- _OBJECTIVES_
1 - In the post "On Being Foreign," what is the stretch from "On Being Foreign" through "quite emotive, too."? Return it word for word.
2 - Can you sum up the post "On Being Foreign" in two sentences?

:: PASSAGE

On Being Foreign

Having (very) recently emigrated from the UK (to the Netherlands), this article on what it means to be ‘foreign’ was not only timely, but quite emotive, too.

The [complaining foreigner] answers [the question of why he doesn’t go home] by thinking of himself as an exile—if not in a judicial sense then in a spiritual sense. Something within himself has driven him away from his homeland. He becomes even a touch jealous of the real exile. Life abroad is an adventure. How much greater might the adventure be, how much more intense the sense of foreignness, if there were no possibility of return? […]

The funny thing is, with the passage of time, something does happen to long-term foreigners which makes them more like real exiles, and they do not like it at all. The homeland which they left behind changes. The culture, the politics and their old friends all change, die, forget them. They come to feel that they are foreigners even when visiting “home”. Jhumpa Lahiri, a British-born writer of Indian descent living in America, catches something of this in her novel, The Namesake. Ashima, who is an Indian émigré, compares the experience of foreignness to that of “a parenthesis in what had once been an ordinary life, only to discover that the previous life has vanished, replaced by something more complicated and demanding”.

::::
:: ENTRIES SHOWN

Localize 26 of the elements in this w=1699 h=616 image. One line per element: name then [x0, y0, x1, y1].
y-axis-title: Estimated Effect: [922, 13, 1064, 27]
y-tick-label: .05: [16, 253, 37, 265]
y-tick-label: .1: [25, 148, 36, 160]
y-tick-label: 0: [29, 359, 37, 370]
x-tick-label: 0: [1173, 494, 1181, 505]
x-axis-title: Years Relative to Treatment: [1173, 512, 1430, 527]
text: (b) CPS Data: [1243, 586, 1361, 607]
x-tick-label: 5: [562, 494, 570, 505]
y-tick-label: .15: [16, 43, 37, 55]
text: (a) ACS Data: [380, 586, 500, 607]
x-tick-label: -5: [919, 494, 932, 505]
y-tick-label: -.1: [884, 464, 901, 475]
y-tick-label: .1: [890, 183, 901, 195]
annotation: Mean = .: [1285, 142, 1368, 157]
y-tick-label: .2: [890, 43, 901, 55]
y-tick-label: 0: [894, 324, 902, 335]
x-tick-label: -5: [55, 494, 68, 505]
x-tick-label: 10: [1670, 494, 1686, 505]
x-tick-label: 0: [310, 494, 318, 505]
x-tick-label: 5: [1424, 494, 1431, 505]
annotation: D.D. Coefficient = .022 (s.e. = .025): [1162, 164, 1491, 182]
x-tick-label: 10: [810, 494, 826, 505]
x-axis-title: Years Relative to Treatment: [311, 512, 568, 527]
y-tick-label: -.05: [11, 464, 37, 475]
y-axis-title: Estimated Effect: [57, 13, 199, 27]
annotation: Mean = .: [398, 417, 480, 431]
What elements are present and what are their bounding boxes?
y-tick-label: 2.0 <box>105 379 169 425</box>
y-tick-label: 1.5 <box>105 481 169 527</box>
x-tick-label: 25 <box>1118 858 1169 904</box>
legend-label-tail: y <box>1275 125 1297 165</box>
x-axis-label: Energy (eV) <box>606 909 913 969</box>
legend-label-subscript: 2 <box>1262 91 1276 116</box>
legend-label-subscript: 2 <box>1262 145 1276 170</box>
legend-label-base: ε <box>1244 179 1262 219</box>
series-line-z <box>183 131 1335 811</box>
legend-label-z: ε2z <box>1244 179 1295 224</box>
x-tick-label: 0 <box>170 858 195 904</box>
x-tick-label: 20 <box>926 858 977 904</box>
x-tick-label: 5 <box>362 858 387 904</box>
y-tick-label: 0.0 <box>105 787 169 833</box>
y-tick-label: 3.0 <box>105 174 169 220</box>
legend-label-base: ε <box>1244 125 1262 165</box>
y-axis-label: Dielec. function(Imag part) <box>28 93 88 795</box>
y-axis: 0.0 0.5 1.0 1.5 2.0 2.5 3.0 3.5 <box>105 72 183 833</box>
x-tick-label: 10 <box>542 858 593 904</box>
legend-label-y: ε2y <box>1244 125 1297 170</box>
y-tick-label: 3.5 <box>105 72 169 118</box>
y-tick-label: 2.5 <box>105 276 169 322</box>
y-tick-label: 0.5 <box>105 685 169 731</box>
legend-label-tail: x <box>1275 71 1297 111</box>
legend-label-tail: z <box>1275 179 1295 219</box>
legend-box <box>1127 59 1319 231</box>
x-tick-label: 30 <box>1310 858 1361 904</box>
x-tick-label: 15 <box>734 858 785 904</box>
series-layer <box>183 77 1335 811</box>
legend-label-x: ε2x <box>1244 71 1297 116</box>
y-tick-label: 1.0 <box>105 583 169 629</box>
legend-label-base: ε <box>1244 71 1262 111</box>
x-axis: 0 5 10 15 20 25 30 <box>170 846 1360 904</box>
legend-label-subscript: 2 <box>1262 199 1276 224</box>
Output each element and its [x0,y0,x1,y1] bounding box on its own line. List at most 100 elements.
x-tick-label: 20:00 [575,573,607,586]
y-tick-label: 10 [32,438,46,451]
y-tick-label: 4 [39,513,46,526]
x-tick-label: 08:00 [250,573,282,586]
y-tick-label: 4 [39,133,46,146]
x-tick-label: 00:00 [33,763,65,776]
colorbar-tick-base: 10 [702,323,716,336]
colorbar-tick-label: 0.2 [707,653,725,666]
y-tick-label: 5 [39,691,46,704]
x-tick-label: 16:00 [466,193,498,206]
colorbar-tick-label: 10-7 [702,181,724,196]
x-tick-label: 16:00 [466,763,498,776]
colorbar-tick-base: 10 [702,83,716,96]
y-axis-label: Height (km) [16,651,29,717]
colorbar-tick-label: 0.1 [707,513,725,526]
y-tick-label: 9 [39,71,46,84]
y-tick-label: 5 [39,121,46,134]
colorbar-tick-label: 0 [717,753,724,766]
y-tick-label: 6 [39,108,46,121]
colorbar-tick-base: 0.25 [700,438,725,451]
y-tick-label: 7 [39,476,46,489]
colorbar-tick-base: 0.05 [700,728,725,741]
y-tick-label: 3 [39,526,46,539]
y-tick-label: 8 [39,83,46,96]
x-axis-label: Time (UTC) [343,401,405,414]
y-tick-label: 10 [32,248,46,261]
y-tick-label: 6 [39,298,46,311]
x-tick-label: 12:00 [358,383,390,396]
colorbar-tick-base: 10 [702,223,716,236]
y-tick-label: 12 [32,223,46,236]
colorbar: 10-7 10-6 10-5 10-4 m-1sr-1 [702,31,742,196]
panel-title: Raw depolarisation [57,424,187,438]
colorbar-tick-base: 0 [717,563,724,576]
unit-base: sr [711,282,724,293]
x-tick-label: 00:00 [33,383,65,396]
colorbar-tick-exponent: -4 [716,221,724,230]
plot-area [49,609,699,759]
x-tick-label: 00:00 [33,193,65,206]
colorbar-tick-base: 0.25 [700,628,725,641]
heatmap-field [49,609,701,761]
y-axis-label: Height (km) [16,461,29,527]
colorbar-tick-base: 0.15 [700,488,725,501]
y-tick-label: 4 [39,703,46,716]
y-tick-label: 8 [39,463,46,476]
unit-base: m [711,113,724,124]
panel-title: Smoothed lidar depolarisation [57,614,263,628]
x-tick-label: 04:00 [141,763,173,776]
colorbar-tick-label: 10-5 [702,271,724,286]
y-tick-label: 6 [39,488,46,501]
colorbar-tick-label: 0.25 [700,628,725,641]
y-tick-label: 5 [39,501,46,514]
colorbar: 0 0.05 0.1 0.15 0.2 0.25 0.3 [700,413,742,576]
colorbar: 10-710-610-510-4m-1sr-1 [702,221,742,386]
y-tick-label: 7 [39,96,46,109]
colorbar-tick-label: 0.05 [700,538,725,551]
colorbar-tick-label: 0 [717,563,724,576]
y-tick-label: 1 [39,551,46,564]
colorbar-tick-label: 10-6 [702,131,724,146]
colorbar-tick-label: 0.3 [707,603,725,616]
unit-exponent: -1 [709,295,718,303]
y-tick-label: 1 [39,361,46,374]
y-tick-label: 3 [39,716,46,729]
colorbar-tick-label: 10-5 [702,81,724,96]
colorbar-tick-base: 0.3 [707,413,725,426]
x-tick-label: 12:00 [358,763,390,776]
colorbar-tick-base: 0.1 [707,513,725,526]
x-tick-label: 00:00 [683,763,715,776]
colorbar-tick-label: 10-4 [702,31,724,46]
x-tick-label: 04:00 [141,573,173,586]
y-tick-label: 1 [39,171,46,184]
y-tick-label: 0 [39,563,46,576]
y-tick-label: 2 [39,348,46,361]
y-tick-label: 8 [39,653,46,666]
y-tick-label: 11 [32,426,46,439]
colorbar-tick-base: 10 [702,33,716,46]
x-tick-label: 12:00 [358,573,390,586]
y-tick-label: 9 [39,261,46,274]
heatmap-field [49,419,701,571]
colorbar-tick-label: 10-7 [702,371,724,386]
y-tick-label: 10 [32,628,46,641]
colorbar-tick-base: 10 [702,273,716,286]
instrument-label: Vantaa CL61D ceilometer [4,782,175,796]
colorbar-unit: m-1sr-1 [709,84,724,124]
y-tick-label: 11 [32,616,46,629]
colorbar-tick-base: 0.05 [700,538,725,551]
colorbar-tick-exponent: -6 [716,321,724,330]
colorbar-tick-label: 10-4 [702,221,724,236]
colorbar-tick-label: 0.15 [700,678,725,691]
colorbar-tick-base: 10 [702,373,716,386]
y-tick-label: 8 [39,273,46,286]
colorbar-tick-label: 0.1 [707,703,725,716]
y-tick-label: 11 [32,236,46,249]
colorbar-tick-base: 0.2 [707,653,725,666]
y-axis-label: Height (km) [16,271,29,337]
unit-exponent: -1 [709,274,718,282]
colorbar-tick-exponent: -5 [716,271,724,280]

::::

- _PER-TASK ANSWERS_
1 -
On Being Foreign

Having (very) recently emigrated from the UK (to the Netherlands), this article on what it means to be ‘foreign’ was not only timely, but quite emotive, too.

2 - Having recently moved from the UK to the Netherlands, the writer finds an article on being foreign timely and emotive; the quoted passage says a complaining foreigner sees himself as a spiritual exile. It adds that over time long-term foreigners become more like real exiles because the homeland they left changes and they feel foreign even when visiting "home," something Jhumpa Lahiri's novel The Namesake captures.